Work instructions: Without the pictures, return all of the material exactly as written.

Given data:
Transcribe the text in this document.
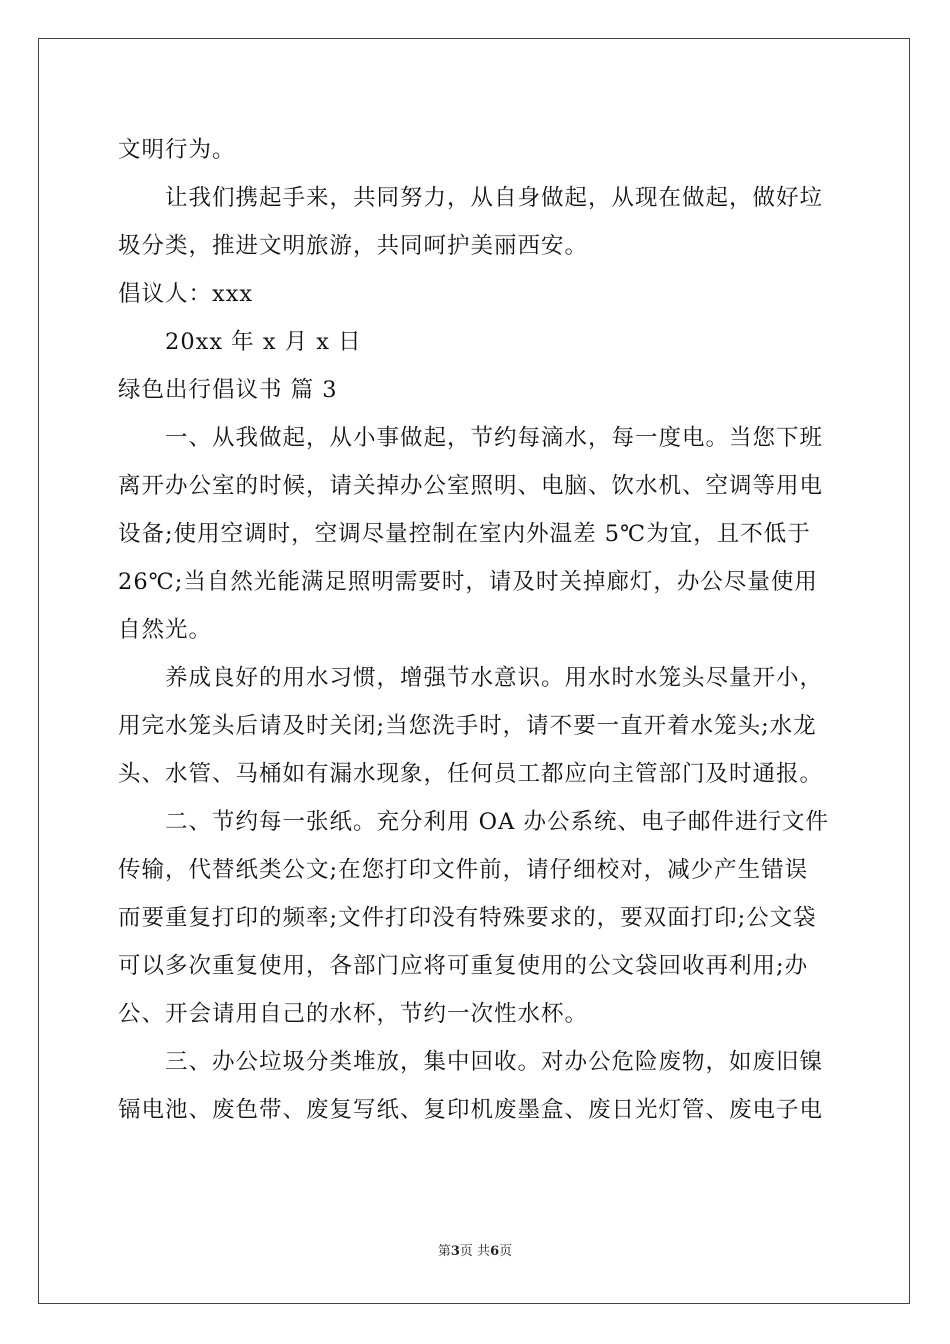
文明行为。
让我们携起手来，共同努力，从自身做起，从现在做起，做好垃
圾分类，推进文明旅游，共同呵护美丽西安。
倡议人：xxx
20xx 年 x 月 x 日
绿色出行倡议书 篇 3
一、从我做起，从小事做起，节约每滴水，每一度电。当您下班
离开办公室的时候，请关掉办公室照明、电脑、饮水机、空调等用电
设备;使用空调时，空调尽量控制在室内外温差 5℃为宜，且不低于
26℃;当自然光能满足照明需要时，请及时关掉廊灯，办公尽量使用
自然光。
养成良好的用水习惯，增强节水意识。用水时水笼头尽量开小，
用完水笼头后请及时关闭;当您洗手时，请不要一直开着水笼头;水龙
头、水管、马桶如有漏水现象，任何员工都应向主管部门及时通报。
二、节约每一张纸。充分利用 OA 办公系统、电子邮件进行文件
传输，代替纸类公文;在您打印文件前，请仔细校对，减少产生错误
而要重复打印的频率;文件打印没有特殊要求的，要双面打印;公文袋
可以多次重复使用，各部门应将可重复使用的公文袋回收再利用;办
公、开会请用自己的水杯，节约一次性水杯。
三、办公垃圾分类堆放，集中回收。对办公危险废物，如废旧镍
镉电池、废色带、废复写纸、复印机废墨盒、废日光灯管、废电子电
第3页 共6页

In response:
Transcribe the text in this document.
文明行为。
让我们携起手来，共同努力，从自身做起，从现在做起，做好垃
圾分类，推进文明旅游，共同呵护美丽西安。
倡议人：xxx
20xx 年 x 月 x 日
绿色出行倡议书 篇 3
一、从我做起，从小事做起，节约每滴水，每一度电。当您下班
离开办公室的时候，请关掉办公室照明、电脑、饮水机、空调等用电
设备;使用空调时，空调尽量控制在室内外温差 5℃为宜，且不低于
26℃;当自然光能满足照明需要时，请及时关掉廊灯，办公尽量使用
自然光。
养成良好的用水习惯，增强节水意识。用水时水笼头尽量开小，
用完水笼头后请及时关闭;当您洗手时，请不要一直开着水笼头;水龙
头、水管、马桶如有漏水现象，任何员工都应向主管部门及时通报。
二、节约每一张纸。充分利用 OA 办公系统、电子邮件进行文件
传输，代替纸类公文;在您打印文件前，请仔细校对，减少产生错误
而要重复打印的频率;文件打印没有特殊要求的，要双面打印;公文袋
可以多次重复使用，各部门应将可重复使用的公文袋回收再利用;办
公、开会请用自己的水杯，节约一次性水杯。
三、办公垃圾分类堆放，集中回收。对办公危险废物，如废旧镍
镉电池、废色带、废复写纸、复印机废墨盒、废日光灯管、废电子电
第3页 共6页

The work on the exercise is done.